[PROBLEM STATEMENT] Filter the data below for the string "JSON" and copy each matching line.

[EXERCISE MATERIALS]
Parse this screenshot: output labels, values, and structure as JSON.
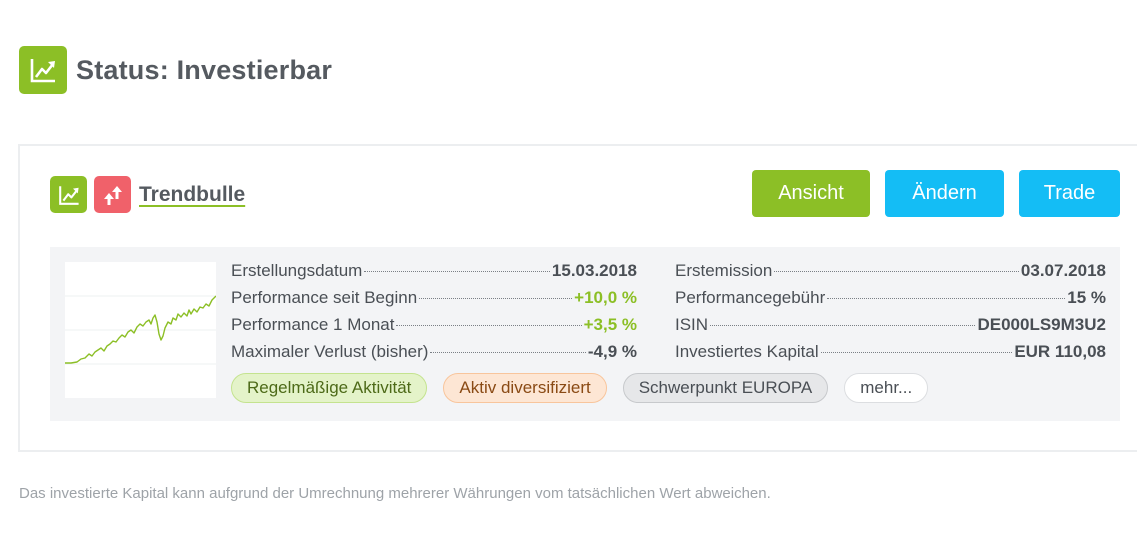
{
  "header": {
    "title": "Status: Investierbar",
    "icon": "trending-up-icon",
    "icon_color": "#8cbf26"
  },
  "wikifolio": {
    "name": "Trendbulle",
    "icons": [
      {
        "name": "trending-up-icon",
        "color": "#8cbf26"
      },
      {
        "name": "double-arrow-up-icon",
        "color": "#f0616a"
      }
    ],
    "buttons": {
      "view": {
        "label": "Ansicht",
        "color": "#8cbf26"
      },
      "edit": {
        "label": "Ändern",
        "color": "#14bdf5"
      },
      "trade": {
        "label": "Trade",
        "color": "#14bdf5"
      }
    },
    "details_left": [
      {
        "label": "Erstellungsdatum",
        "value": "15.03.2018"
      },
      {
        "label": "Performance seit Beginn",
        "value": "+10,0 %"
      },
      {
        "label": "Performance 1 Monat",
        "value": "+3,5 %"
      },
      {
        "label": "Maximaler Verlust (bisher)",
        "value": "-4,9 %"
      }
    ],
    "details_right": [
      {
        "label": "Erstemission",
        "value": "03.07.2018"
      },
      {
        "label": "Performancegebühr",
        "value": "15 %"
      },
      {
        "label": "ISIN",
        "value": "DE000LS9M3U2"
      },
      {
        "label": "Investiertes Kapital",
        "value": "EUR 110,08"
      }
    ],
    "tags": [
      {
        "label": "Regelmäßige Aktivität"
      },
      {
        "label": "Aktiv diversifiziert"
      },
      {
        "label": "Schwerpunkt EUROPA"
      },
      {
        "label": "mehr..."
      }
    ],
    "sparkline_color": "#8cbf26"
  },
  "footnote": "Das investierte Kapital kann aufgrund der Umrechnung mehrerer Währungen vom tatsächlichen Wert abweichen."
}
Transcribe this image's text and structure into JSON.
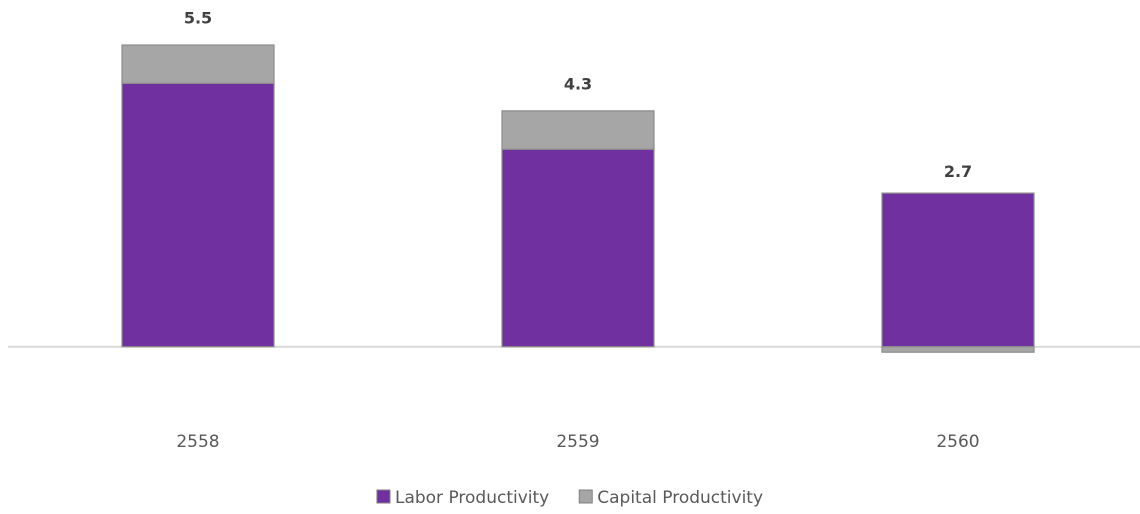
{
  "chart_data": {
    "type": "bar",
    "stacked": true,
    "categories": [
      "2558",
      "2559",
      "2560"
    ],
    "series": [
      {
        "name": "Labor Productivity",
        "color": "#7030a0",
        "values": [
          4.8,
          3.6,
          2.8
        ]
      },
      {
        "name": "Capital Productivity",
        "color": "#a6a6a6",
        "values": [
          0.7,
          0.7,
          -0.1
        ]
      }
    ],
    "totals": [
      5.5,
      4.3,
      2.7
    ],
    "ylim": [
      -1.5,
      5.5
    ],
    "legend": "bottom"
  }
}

==

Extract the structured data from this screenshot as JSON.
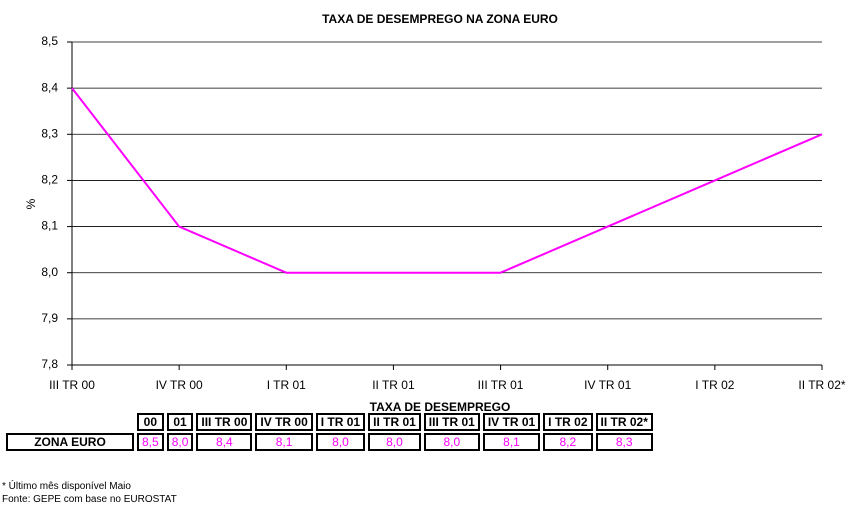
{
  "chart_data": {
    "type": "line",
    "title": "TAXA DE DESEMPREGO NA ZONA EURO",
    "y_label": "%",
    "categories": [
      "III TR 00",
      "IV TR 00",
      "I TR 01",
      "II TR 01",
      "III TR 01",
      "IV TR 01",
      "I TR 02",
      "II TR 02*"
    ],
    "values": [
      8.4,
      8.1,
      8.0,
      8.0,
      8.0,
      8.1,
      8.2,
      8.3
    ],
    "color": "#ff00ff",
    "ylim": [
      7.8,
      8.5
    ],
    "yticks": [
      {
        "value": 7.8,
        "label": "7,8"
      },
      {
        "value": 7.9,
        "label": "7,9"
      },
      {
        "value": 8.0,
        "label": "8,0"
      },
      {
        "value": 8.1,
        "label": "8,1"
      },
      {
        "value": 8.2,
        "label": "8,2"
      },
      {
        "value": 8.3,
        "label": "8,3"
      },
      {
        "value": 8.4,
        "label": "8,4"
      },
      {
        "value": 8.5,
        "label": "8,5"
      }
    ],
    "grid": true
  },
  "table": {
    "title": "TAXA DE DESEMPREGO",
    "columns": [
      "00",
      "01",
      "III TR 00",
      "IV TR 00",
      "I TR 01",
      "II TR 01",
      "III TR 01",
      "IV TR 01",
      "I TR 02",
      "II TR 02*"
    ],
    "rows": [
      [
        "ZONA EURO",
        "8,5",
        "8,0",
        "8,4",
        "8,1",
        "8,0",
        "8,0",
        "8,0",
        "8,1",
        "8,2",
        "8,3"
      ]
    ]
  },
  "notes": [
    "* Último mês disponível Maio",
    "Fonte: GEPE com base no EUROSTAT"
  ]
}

[TASK RESPONSE]
Parse this screenshot: output labels, values, and structure as JSON.
Transcribe this image's text and structure into JSON.
Extract the structured data from this screenshot as JSON.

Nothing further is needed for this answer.